BEGIN THE RECORDS

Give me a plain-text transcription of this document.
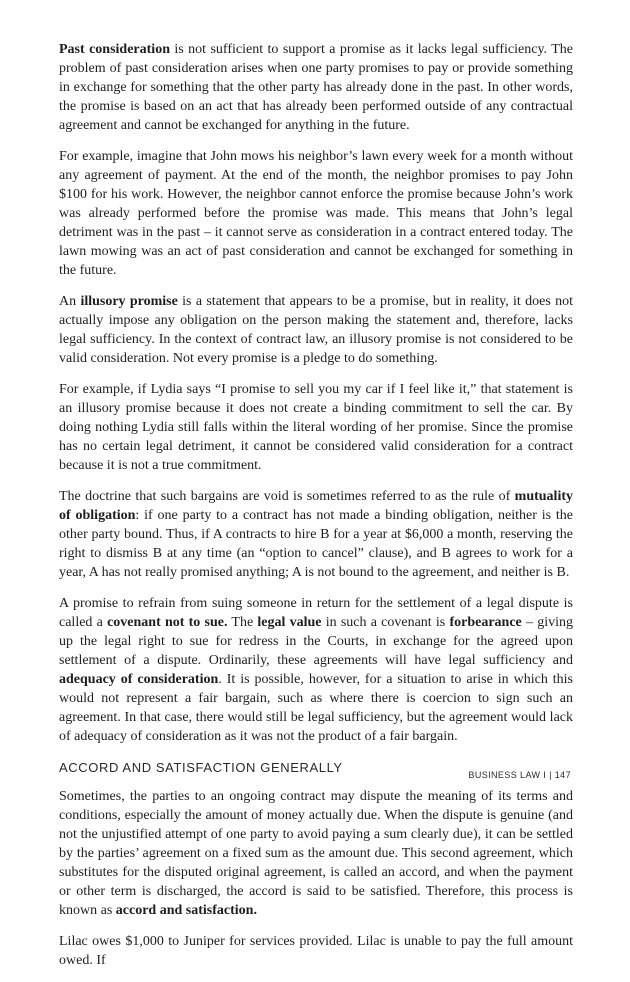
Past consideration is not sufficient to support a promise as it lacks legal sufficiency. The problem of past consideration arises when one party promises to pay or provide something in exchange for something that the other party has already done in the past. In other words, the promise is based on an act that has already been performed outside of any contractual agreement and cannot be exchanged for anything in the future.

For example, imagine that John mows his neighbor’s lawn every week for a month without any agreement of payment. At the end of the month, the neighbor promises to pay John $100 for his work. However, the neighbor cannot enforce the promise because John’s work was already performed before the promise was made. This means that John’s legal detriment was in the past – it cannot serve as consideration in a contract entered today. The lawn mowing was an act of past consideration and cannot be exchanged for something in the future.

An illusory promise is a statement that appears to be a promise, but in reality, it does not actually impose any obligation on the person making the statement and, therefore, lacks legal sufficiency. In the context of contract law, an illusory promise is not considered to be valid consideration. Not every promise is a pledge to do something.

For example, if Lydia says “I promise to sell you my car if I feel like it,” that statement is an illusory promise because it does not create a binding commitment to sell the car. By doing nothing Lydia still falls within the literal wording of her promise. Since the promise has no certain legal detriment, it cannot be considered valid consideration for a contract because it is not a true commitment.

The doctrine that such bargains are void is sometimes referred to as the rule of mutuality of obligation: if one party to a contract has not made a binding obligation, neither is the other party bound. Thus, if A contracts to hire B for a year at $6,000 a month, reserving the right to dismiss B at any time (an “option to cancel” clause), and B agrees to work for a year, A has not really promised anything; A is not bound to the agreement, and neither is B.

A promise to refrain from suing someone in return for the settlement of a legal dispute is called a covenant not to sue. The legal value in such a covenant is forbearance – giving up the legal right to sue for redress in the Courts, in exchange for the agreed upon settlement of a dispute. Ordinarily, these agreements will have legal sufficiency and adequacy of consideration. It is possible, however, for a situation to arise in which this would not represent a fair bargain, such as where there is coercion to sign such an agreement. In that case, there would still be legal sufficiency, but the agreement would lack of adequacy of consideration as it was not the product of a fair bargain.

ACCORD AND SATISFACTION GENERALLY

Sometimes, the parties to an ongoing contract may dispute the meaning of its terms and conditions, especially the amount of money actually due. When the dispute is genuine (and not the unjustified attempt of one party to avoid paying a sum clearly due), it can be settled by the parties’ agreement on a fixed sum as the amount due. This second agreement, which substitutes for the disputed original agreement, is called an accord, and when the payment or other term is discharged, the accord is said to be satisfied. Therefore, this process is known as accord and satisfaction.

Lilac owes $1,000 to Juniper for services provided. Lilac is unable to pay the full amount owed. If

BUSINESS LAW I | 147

END THE RECORDS

◆ GOAL:
Each record above is to be restated exactly, with its pictures removed from the copy.

◆ SOLUTION TO THIS PROBLEM:
Give me a plain-text transcription of this document.
Past consideration is not sufficient to support a promise as it lacks legal sufficiency. The problem of past consideration arises when one party promises to pay or provide something in exchange for something that the other party has already done in the past. In other words, the promise is based on an act that has already been performed outside of any contractual agreement and cannot be exchanged for anything in the future.

For example, imagine that John mows his neighbor’s lawn every week for a month without any agreement of payment. At the end of the month, the neighbor promises to pay John $100 for his work. However, the neighbor cannot enforce the promise because John’s work was already performed before the promise was made. This means that John’s legal detriment was in the past – it cannot serve as consideration in a contract entered today. The lawn mowing was an act of past consideration and cannot be exchanged for something in the future.

An illusory promise is a statement that appears to be a promise, but in reality, it does not actually impose any obligation on the person making the statement and, therefore, lacks legal sufficiency. In the context of contract law, an illusory promise is not considered to be valid consideration. Not every promise is a pledge to do something.

For example, if Lydia says “I promise to sell you my car if I feel like it,” that statement is an illusory promise because it does not create a binding commitment to sell the car. By doing nothing Lydia still falls within the literal wording of her promise. Since the promise has no certain legal detriment, it cannot be considered valid consideration for a contract because it is not a true commitment.

The doctrine that such bargains are void is sometimes referred to as the rule of mutuality of obligation: if one party to a contract has not made a binding obligation, neither is the other party bound. Thus, if A contracts to hire B for a year at $6,000 a month, reserving the right to dismiss B at any time (an “option to cancel” clause), and B agrees to work for a year, A has not really promised anything; A is not bound to the agreement, and neither is B.

A promise to refrain from suing someone in return for the settlement of a legal dispute is called a covenant not to sue. The legal value in such a covenant is forbearance – giving up the legal right to sue for redress in the Courts, in exchange for the agreed upon settlement of a dispute. Ordinarily, these agreements will have legal sufficiency and adequacy of consideration. It is possible, however, for a situation to arise in which this would not represent a fair bargain, such as where there is coercion to sign such an agreement. In that case, there would still be legal sufficiency, but the agreement would lack of adequacy of consideration as it was not the product of a fair bargain.

ACCORD AND SATISFACTION GENERALLY

Sometimes, the parties to an ongoing contract may dispute the meaning of its terms and conditions, especially the amount of money actually due. When the dispute is genuine (and not the unjustified attempt of one party to avoid paying a sum clearly due), it can be settled by the parties’ agreement on a fixed sum as the amount due. This second agreement, which substitutes for the disputed original agreement, is called an accord, and when the payment or other term is discharged, the accord is said to be satisfied. Therefore, this process is known as accord and satisfaction.

Lilac owes $1,000 to Juniper for services provided. Lilac is unable to pay the full amount owed. If

BUSINESS LAW I | 147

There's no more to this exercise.